[TASK BRIEF]: Output the material word for word. Leave each picture out.

Records excerpted from a collection
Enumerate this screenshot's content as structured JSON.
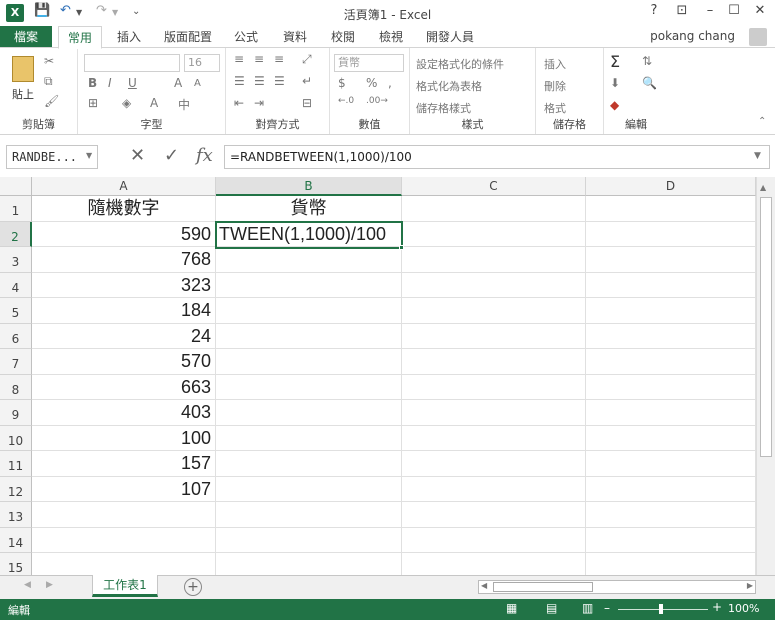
{
  "app": {
    "title": "活頁簿1 - Excel",
    "app_icon": "X"
  },
  "window_controls": [
    "?",
    "⊡",
    "–",
    "☐",
    "✕"
  ],
  "tabs": {
    "file": "檔案",
    "items": [
      "常用",
      "插入",
      "版面配置",
      "公式",
      "資料",
      "校閱",
      "檢視",
      "開發人員"
    ],
    "active": "常用"
  },
  "user": "pokang chang",
  "ribbon": {
    "clipboard": {
      "label": "剪貼簿",
      "paste": "貼上"
    },
    "font": {
      "label": "字型",
      "size": "16",
      "bold": "B",
      "italic": "I",
      "underline": "U"
    },
    "alignment": {
      "label": "對齊方式"
    },
    "number": {
      "label": "數值",
      "format": "貨幣",
      "currency": "$",
      "percent": "%",
      "comma": ","
    },
    "styles": {
      "label": "樣式",
      "items": [
        "設定格式化的條件",
        "格式化為表格",
        "儲存格樣式"
      ]
    },
    "cells": {
      "label": "儲存格",
      "items": [
        "插入",
        "刪除",
        "格式"
      ]
    },
    "editing": {
      "label": "編輯",
      "sum": "Σ"
    }
  },
  "formula_bar": {
    "name_box": "RANDBE...",
    "formula": "=RANDBETWEEN(1,1000)/100"
  },
  "columns": [
    "A",
    "B",
    "C",
    "D"
  ],
  "rows": [
    "1",
    "2",
    "3",
    "4",
    "5",
    "6",
    "7",
    "8",
    "9",
    "10",
    "11",
    "12",
    "13",
    "14",
    "15"
  ],
  "cells": {
    "A1": "隨機數字",
    "B1": "貨幣",
    "B2": "TWEEN(1,1000)/100",
    "A_values": [
      "590",
      "768",
      "323",
      "184",
      "24",
      "570",
      "663",
      "403",
      "100",
      "157",
      "107"
    ]
  },
  "sheet_tabs": {
    "active": "工作表1",
    "add": "+"
  },
  "status": {
    "mode": "編輯",
    "zoom": "100%"
  }
}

[ANSWER IN FULL]:
Enumerate this screenshot's content as structured JSON.
{
  "app": {
    "title": "活頁簿1 - Excel",
    "app_icon": "X"
  },
  "window_controls": [
    "?",
    "⊡",
    "–",
    "☐",
    "✕"
  ],
  "tabs": {
    "file": "檔案",
    "items": [
      "常用",
      "插入",
      "版面配置",
      "公式",
      "資料",
      "校閱",
      "檢視",
      "開發人員"
    ],
    "active": "常用"
  },
  "user": "pokang chang",
  "ribbon": {
    "clipboard": {
      "label": "剪貼簿",
      "paste": "貼上"
    },
    "font": {
      "label": "字型",
      "size": "16",
      "bold": "B",
      "italic": "I",
      "underline": "U"
    },
    "alignment": {
      "label": "對齊方式"
    },
    "number": {
      "label": "數值",
      "format": "貨幣",
      "currency": "$",
      "percent": "%",
      "comma": ","
    },
    "styles": {
      "label": "樣式",
      "items": [
        "設定格式化的條件",
        "格式化為表格",
        "儲存格樣式"
      ]
    },
    "cells": {
      "label": "儲存格",
      "items": [
        "插入",
        "刪除",
        "格式"
      ]
    },
    "editing": {
      "label": "編輯",
      "sum": "Σ"
    }
  },
  "formula_bar": {
    "name_box": "RANDBE...",
    "formula": "=RANDBETWEEN(1,1000)/100"
  },
  "columns": [
    "A",
    "B",
    "C",
    "D"
  ],
  "rows": [
    "1",
    "2",
    "3",
    "4",
    "5",
    "6",
    "7",
    "8",
    "9",
    "10",
    "11",
    "12",
    "13",
    "14",
    "15"
  ],
  "cells": {
    "A1": "隨機數字",
    "B1": "貨幣",
    "B2": "TWEEN(1,1000)/100",
    "A_values": [
      "590",
      "768",
      "323",
      "184",
      "24",
      "570",
      "663",
      "403",
      "100",
      "157",
      "107"
    ]
  },
  "sheet_tabs": {
    "active": "工作表1",
    "add": "+"
  },
  "status": {
    "mode": "編輯",
    "zoom": "100%"
  }
}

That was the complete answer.